In fact, everything would be fine if it were not for one petty detail. I’ll put it this way: in one aspect the Ukrainian politics has been acquiring a dangerous resemblance to Polish politics. Everything started when a part of Polish politicians, who belonged to the opposition a few years ago, questioned the lustration principles which imposed on them the duty of repeated declaration that in the communist time they didn’t work for the special services.
Unfortunately, one of the honored Polish politicians, a deputy of the European parliament, decided deliberately not to submit such a declaration and started defending his position to all his friends in Europe. Since that time numerous Polish controversies are solved in European salons, and also in newspapers of Paris or Berlin, and their decisions are taken as trustworthy domestic political discussions.
Today Ukrainian politicians in Brussels adopted similar methods. But Germans, Italians or Russians don’t work according to this scheme. Only Poles and Ukrainians are good at it. Fortunately, Poland is already in both the EU and NATO, and we sometimes, as representatives of a few political parties, manage to determine a common position despite the controversies. The last time it happened was when we managed to postpone the voting regarding the resolution on Ukraine. However, for Ukraine this “Polonization” of European politics can be dangerous. As a result, Kyiv’s conflicts, seen at the Brussels forum, will be used against Ukraine. In key moments as, for example, during debates about the possibility of EU enlargement, European politicians who dislike Kyiv can use arguments which they heard Ukrainian politicians use between themselves.

**Rows:**
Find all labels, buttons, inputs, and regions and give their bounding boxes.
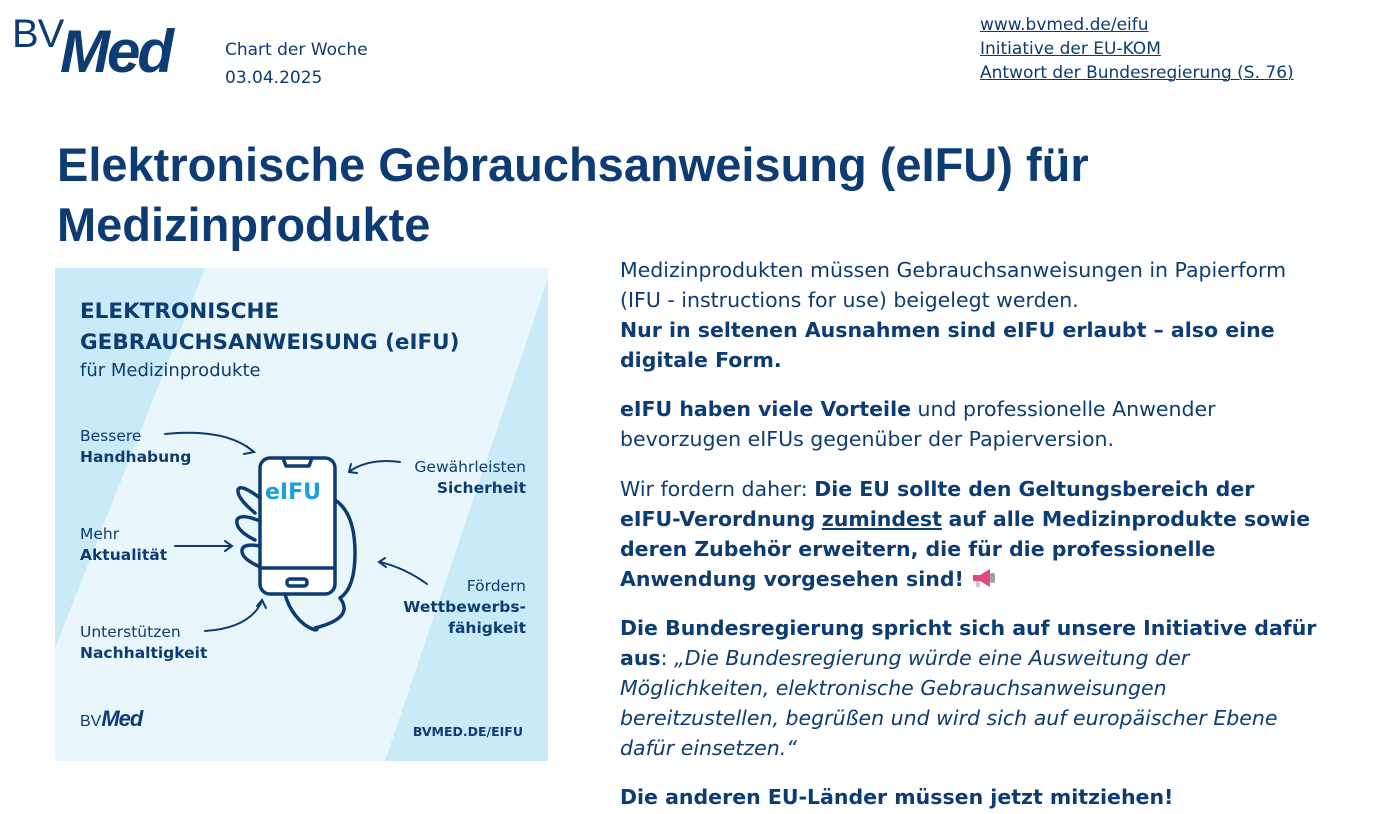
p3-underline: zumindest — [821, 507, 942, 531]
p4-colon: : — [660, 646, 668, 670]
paragraph-4 — [620, 613, 1320, 763]
p5-bold: Die anderen EU-Länder müssen jetzt mitziehen! — [620, 785, 1174, 809]
link-bvmed-eifu[interactable]: www.bvmed.de/eifu — [980, 15, 1149, 35]
label-nachhaltigkeit — [80, 622, 207, 664]
label-nachhaltigkeit-light: Unterstützen — [80, 623, 181, 641]
infographic-title — [80, 296, 459, 358]
label-aktualitaet-bold: Aktualität — [80, 546, 168, 564]
p3-bold-a: Die EU sollte den Geltungsbereich der eIFU-Verordnung — [620, 477, 1255, 531]
infographic-title-line-1: ELEKTRONISCHE — [80, 299, 280, 324]
label-handhabung-bold: Handhabung — [80, 448, 192, 466]
link-eu-kom-initiative[interactable]: Initiative der EU-KOM — [980, 39, 1161, 59]
label-nachhaltigkeit-bold: Nachhaltigkeit — [80, 644, 208, 662]
infographic-title-line-2: GEBRAUCHSANWEISUNG (eIFU) — [80, 330, 460, 355]
p1-bold: Nur in seltenen Ausnahmen sind eIFU erlaubt – also eine digitale Form. — [620, 318, 1275, 372]
label-wettbewerb-bold: Wettbewerbs- — [403, 598, 526, 616]
title-line-2: Medizinprodukte — [57, 198, 431, 251]
p1-normal: Medizinprodukten müssen Gebrauchsanweisungen in Papierform (IFU - instructions for use) beigelegt werden. — [620, 258, 1287, 312]
p2-normal: und professionelle Anwender bevorzugen eIFUs gegenüber der Papierversion. — [620, 397, 1216, 451]
paragraph-1 — [620, 255, 1320, 375]
label-handhabung — [80, 426, 191, 468]
label-wettbewerb — [403, 576, 526, 639]
paragraph-2 — [620, 394, 1320, 454]
chart-label: Chart der Woche — [225, 40, 368, 60]
label-sicherheit-light: Gewährleisten — [414, 458, 526, 476]
p4-quote: „Die Bundesregierung würde eine Ausweitung der Möglichkeiten, elektronische Gebrauchsanweisungen bereitzustellen, begrüßen und wird sich auf europäischer Ebene dafür einsetzen.“ — [620, 646, 1278, 760]
source-links — [980, 13, 1294, 85]
logo-med: Med — [60, 18, 171, 85]
phone-eifu-text: eIFU — [265, 480, 321, 505]
infographic-url: BVMED.DE/EIFU — [412, 724, 523, 739]
label-aktualitaet-light: Mehr — [80, 525, 120, 543]
title-line-1: Elektronische Gebrauchsanweisung (eIFU) für — [57, 138, 1089, 191]
infographic-logo-med: Med — [101, 706, 143, 731]
paragraph-3 — [620, 474, 1320, 594]
logo-bv: BV — [12, 12, 64, 56]
p2-bold: eIFU haben viele Vorteile — [620, 397, 912, 421]
label-sicherheit-bold: Sicherheit — [436, 479, 526, 497]
label-wettbewerb-bold-2: fähigkeit — [448, 619, 526, 637]
eifu-infographic — [55, 268, 548, 761]
infographic-subtitle: für Medizinprodukte — [80, 360, 261, 381]
bvmed-logo — [12, 8, 202, 84]
label-wettbewerb-light: Fördern — [466, 577, 526, 595]
p3-normal: Wir fordern daher: — [620, 477, 808, 501]
link-bundesregierung-antwort[interactable]: Antwort der Bundesregierung (S. 76) — [980, 63, 1294, 83]
page-title — [57, 135, 1257, 255]
label-handhabung-light: Bessere — [80, 427, 142, 445]
p4-bold: Die Bundesregierung spricht sich auf unsere Initiative dafür aus — [620, 616, 1317, 670]
p3-bold-b: auf alle Medizinprodukte sowie deren Zubehör erweitern, die für die professionelle Anwendung vorgesehen sind! — [620, 507, 1311, 591]
chart-info — [225, 36, 368, 92]
megaphone-icon — [970, 567, 998, 589]
label-aktualitaet — [80, 524, 167, 566]
infographic-logo-bv: BV — [80, 713, 102, 730]
label-sicherheit — [414, 457, 526, 499]
chart-date: 03.04.2025 — [225, 68, 323, 88]
paragraph-5 — [620, 782, 1320, 812]
infographic-logo — [80, 706, 142, 732]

**To do:**
a - Answer these questions from the passage on Polish and Ukrainian politics:
(i) What office did the Polish politician who chose not to submit the declaration hold?
(ii) Newspapers of which two cities are named as places where Polish controversies are settled?
(iii) What voting did the representatives of several political parties manage to postpone?
b - Translate this sentence from the passage on Polish and Ukrainian politics into Spanish: "Today Ukrainian politicians in Brussels adopted similar methods."
The data above come from a source separate from the passage on Polish and Ukrainian politics.

**Outputs:**
a -
(i) He was a deputy of the European parliament.
(ii) Paris and Berlin.
(iii) The voting regarding the resolution on Ukraine.

b - Hoy, los políticos ucranianos en Bruselas adoptaron métodos similares.